* [Your instructions] Express the listing below as a JSON list of strings, one string per line, covering everything from the line containing "Detect and localize" down to the line containing "455, 548, 487]", inclusive. Skip blank lines, and leave the pictures out of the answer.

* [Exercise material]

= = = =

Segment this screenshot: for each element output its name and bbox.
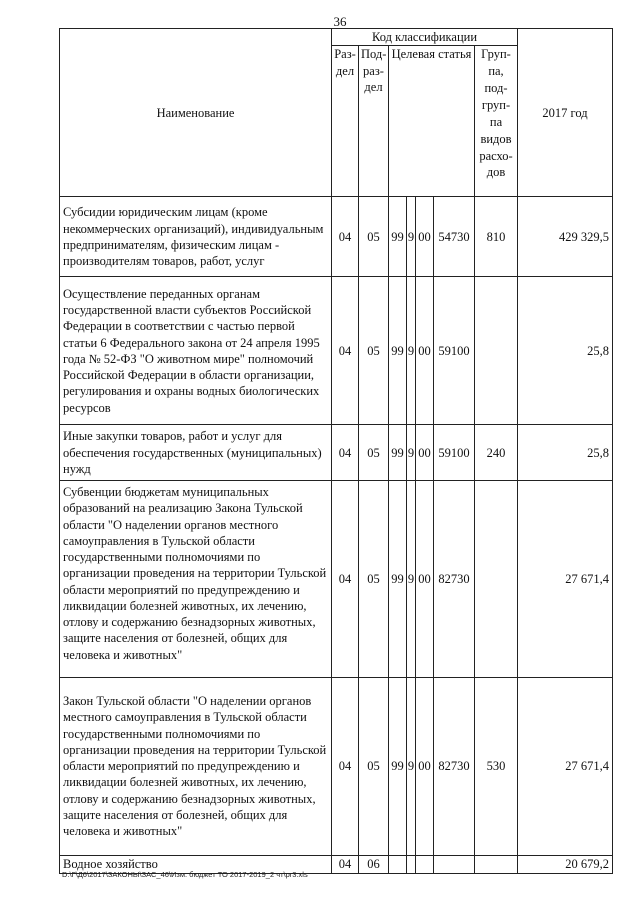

= = = =

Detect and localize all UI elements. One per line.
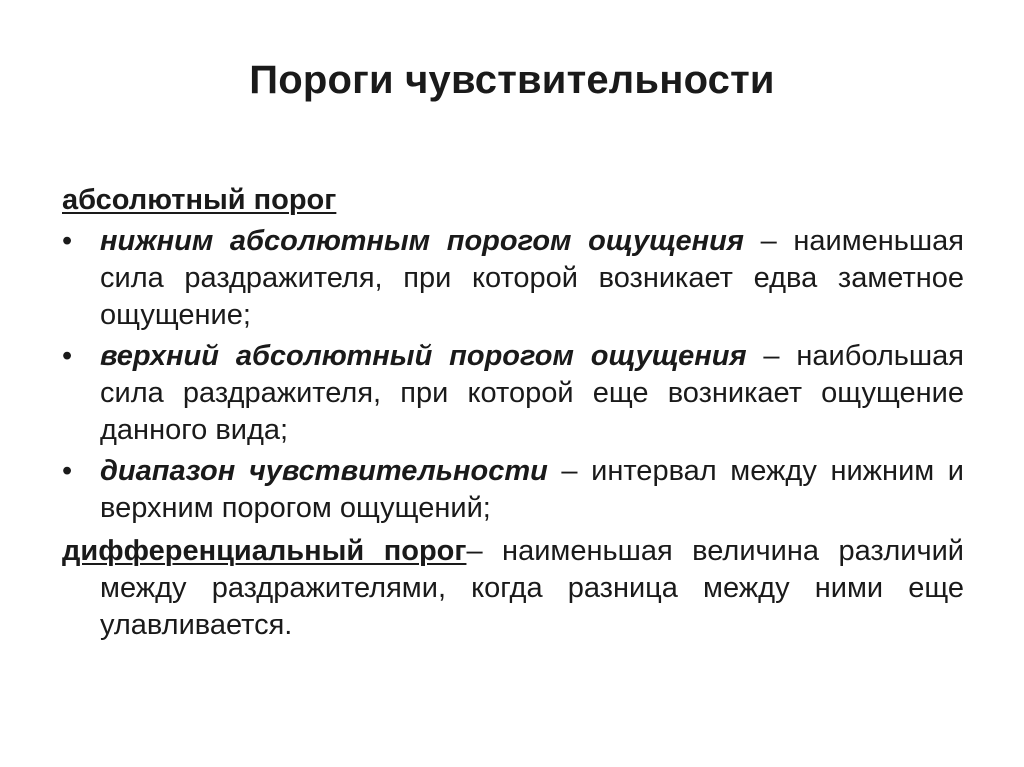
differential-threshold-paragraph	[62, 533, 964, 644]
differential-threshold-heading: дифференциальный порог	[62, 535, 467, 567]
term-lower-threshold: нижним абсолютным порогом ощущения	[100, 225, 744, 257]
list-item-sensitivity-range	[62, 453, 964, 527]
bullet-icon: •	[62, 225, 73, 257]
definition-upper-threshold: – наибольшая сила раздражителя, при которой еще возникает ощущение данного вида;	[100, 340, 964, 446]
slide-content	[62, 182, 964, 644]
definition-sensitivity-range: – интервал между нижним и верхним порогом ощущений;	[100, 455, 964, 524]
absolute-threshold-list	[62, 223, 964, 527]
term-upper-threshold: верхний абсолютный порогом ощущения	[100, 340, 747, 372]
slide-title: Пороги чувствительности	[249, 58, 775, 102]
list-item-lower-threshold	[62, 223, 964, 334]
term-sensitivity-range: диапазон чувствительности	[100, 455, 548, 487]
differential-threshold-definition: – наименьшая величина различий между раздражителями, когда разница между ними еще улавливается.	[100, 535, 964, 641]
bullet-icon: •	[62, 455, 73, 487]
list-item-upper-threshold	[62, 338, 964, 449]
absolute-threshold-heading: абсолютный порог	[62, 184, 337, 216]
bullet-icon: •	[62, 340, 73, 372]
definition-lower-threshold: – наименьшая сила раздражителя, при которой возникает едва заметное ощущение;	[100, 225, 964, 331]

= = = =

* [Written answer]
[
  "Detect and localize all UI elements. One per line.",
  "differential-threshold-paragraph\t[62, 533, 964, 644]",
  "differential-threshold-heading: дифференциальный порог\t[62, 535, 467, 567]",
  "term-lower-threshold: нижним абсолютным порогом ощущения\t[100, 225, 744, 257]",
  "list-item-sensitivity-range\t[62, 453, 964, 527]",
  "bullet-icon: •\t[62, 225, 73, 257]",
  "definition-upper-threshold: – наибольшая сила раздражителя, при которой еще возникает ощущение данного вида;\t[100, 340, 964, 446]",
  "slide-content\t[62, 182, 964, 644]",
  "definition-sensitivity-range: – интервал между нижним и верхним порогом ощущений;\t[100, 455, 964, 524]",
  "absolute-threshold-list\t[62, 223, 964, 527]",
  "term-upper-threshold: верхний абсолютный порогом ощущения\t[100, 340, 747, 372]",
  "slide-title: Пороги чувствительности\t[249, 58, 775, 102]",
  "list-item-lower-threshold\t[62, 223, 964, 334]",
  "term-sensitivity-range: диапазон чувствительности\t[100, 455, 548, 487]"
]